(Collected data)
+ + + +
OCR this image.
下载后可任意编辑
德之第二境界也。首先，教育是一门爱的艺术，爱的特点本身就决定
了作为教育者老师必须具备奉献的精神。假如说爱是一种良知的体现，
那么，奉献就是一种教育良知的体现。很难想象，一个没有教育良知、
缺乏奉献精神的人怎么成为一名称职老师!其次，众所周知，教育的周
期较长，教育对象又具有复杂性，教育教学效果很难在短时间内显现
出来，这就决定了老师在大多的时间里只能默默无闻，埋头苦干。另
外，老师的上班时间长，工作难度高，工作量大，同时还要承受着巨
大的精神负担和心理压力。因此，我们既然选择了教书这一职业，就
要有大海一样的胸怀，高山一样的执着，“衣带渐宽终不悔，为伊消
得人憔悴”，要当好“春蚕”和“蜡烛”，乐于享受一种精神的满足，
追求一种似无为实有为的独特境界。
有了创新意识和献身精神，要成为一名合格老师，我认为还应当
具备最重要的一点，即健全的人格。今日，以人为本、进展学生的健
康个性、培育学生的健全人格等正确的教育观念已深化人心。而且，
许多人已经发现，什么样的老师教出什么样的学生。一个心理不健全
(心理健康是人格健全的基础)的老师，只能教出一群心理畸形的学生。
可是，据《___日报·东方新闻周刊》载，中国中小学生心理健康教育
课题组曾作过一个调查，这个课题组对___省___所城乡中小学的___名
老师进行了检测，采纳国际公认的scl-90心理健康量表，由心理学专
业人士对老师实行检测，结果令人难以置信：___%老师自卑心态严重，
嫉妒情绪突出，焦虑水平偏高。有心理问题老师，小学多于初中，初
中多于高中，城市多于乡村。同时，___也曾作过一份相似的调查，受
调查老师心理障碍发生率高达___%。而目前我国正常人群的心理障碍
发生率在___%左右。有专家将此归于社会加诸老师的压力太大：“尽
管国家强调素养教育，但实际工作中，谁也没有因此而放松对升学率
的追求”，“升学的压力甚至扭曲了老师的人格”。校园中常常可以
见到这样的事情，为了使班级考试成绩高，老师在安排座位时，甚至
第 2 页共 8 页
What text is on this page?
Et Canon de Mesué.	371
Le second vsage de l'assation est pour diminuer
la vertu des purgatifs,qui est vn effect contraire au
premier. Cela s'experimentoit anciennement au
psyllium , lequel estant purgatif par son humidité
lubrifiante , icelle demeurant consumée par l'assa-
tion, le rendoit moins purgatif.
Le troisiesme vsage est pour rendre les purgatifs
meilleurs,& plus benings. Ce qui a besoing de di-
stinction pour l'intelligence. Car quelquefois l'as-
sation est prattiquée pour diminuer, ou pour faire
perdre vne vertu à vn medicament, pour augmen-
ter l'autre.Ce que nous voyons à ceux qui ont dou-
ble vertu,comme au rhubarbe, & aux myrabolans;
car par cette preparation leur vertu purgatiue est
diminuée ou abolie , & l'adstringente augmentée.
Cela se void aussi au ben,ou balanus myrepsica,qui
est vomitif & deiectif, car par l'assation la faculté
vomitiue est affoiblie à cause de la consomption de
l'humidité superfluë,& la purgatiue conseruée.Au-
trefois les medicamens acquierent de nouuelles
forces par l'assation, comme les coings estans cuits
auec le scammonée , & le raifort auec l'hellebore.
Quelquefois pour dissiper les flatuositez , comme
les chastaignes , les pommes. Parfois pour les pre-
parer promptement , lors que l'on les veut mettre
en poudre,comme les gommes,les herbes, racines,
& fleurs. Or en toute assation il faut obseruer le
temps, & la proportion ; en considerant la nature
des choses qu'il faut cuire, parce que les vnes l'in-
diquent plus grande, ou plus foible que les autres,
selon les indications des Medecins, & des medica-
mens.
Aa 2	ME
+ + + +
_Request_
Gather each line in the data that holds the string "comme".

_Completed task_
ble vertu,comme au rhubarbe, & aux myrabolans;
forces par l'assation, comme les coings estans cuits
Quelquefois pour dissiper les flatuositez , comme
en poudre,comme les gommes,les herbes, racines,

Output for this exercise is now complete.